# THE EXERCISE
Restate the records that follow word for word; no pictures should appear.

# RECORD SET
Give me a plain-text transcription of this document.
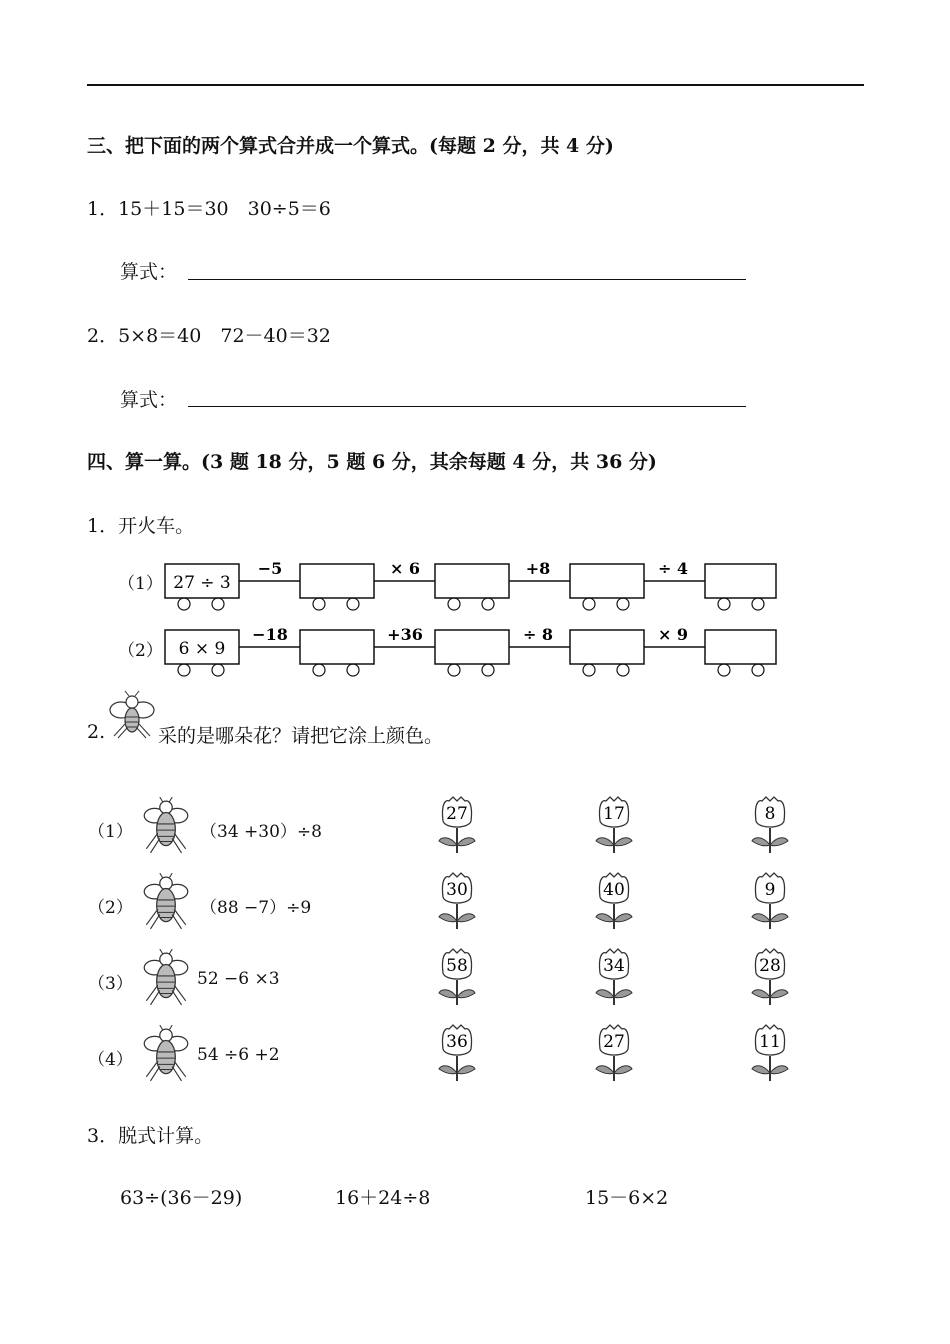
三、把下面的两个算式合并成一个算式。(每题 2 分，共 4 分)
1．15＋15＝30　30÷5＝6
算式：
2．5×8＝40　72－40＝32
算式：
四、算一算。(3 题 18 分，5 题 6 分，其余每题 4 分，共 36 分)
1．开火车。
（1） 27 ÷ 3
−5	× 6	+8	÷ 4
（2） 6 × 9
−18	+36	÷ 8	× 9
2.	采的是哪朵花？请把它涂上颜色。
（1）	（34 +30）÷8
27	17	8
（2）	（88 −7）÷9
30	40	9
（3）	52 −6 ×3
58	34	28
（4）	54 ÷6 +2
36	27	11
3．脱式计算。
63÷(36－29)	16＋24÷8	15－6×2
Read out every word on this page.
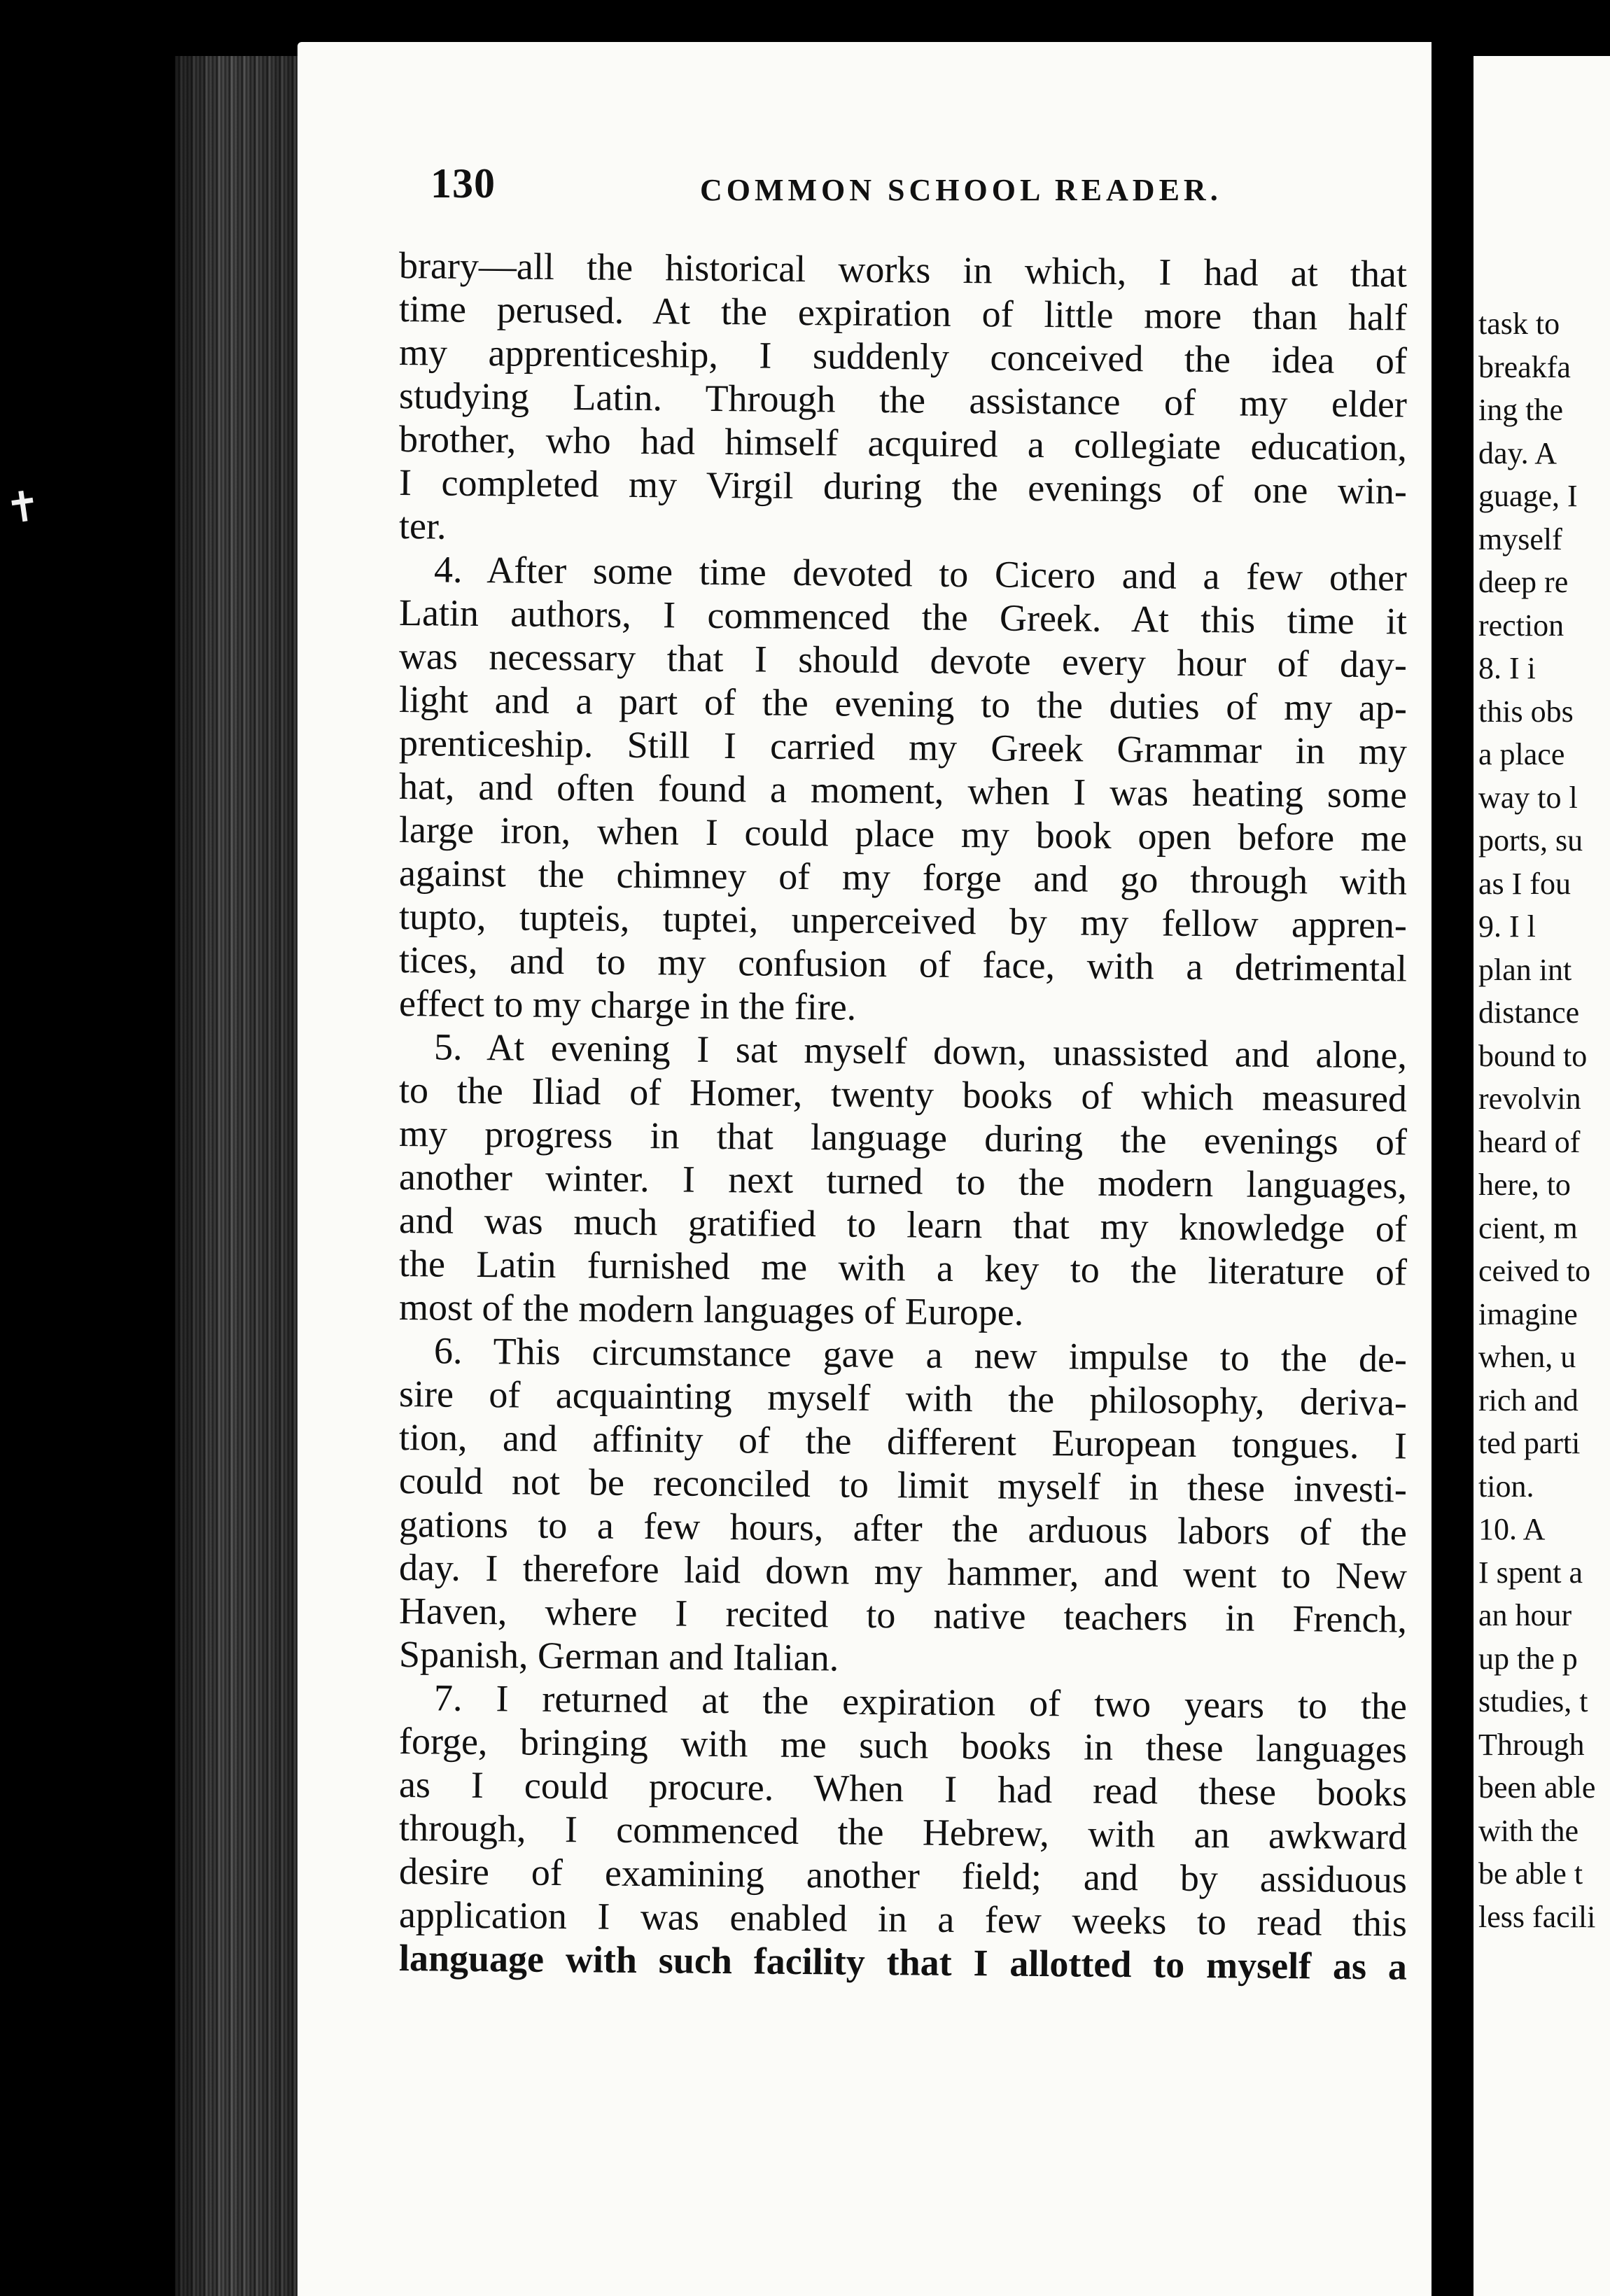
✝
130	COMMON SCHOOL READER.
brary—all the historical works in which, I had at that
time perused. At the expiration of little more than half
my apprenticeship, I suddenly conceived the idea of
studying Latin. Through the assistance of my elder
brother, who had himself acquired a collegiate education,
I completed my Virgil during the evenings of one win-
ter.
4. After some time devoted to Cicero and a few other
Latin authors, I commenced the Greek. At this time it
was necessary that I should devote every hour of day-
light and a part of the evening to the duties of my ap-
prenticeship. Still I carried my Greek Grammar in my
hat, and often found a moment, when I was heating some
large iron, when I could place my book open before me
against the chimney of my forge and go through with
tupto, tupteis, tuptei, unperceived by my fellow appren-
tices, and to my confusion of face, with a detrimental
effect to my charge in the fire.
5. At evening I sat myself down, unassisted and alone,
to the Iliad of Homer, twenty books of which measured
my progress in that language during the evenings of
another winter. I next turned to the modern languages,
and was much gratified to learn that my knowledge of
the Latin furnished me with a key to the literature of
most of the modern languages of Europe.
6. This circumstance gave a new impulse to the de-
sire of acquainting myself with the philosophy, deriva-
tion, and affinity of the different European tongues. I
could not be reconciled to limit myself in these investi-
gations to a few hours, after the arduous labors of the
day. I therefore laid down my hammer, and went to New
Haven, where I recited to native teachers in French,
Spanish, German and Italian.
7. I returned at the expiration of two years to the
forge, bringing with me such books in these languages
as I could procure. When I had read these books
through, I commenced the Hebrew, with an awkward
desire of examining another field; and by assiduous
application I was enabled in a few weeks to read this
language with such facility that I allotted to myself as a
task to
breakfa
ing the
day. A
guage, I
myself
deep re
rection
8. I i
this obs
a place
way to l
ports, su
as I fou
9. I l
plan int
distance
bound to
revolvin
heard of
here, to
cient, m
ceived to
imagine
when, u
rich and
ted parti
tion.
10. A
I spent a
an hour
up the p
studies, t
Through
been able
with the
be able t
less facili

# SOLUTION
Give me a plain-text transcription of this document.
三、把下面的两个算式合并成一个算式。(每题 2 分，共 4 分)
1．15＋15＝30　30÷5＝6
算式：
2．5×8＝40　72－40＝32
算式：
四、算一算。(3 题 18 分，5 题 6 分，其余每题 4 分，共 36 分)
1．开火车。
（1） 27 ÷ 3
−5	× 6	+8	÷ 4
（2） 6 × 9
−18	+36	÷ 8	× 9
2.	采的是哪朵花？请把它涂上颜色。
（1）	（34 +30）÷8
27	17	8
（2）	（88 −7）÷9
30	40	9
（3）	52 −6 ×3
58	34	28
（4）	54 ÷6 +2
36	27	11
3．脱式计算。
63÷(36－29)	16＋24÷8	15－6×2
Read out every word on this page.
✝
130	COMMON SCHOOL READER.
brary—all the historical works in which, I had at that
time perused. At the expiration of little more than half
my apprenticeship, I suddenly conceived the idea of
studying Latin. Through the assistance of my elder
brother, who had himself acquired a collegiate education,
I completed my Virgil during the evenings of one win-
ter.
4. After some time devoted to Cicero and a few other
Latin authors, I commenced the Greek. At this time it
was necessary that I should devote every hour of day-
light and a part of the evening to the duties of my ap-
prenticeship. Still I carried my Greek Grammar in my
hat, and often found a moment, when I was heating some
large iron, when I could place my book open before me
against the chimney of my forge and go through with
tupto, tupteis, tuptei, unperceived by my fellow appren-
tices, and to my confusion of face, with a detrimental
effect to my charge in the fire.
5. At evening I sat myself down, unassisted and alone,
to the Iliad of Homer, twenty books of which measured
my progress in that language during the evenings of
another winter. I next turned to the modern languages,
and was much gratified to learn that my knowledge of
the Latin furnished me with a key to the literature of
most of the modern languages of Europe.
6. This circumstance gave a new impulse to the de-
sire of acquainting myself with the philosophy, deriva-
tion, and affinity of the different European tongues. I
could not be reconciled to limit myself in these investi-
gations to a few hours, after the arduous labors of the
day. I therefore laid down my hammer, and went to New
Haven, where I recited to native teachers in French,
Spanish, German and Italian.
7. I returned at the expiration of two years to the
forge, bringing with me such books in these languages
as I could procure. When I had read these books
through, I commenced the Hebrew, with an awkward
desire of examining another field; and by assiduous
application I was enabled in a few weeks to read this
language with such facility that I allotted to myself as a
task to
breakfa
ing the
day. A
guage, I
myself
deep re
rection
8. I i
this obs
a place
way to l
ports, su
as I fou
9. I l
plan int
distance
bound to
revolvin
heard of
here, to
cient, m
ceived to
imagine
when, u
rich and
ted parti
tion.
10. A
I spent a
an hour
up the p
studies, t
Through
been able
with the
be able t
less facili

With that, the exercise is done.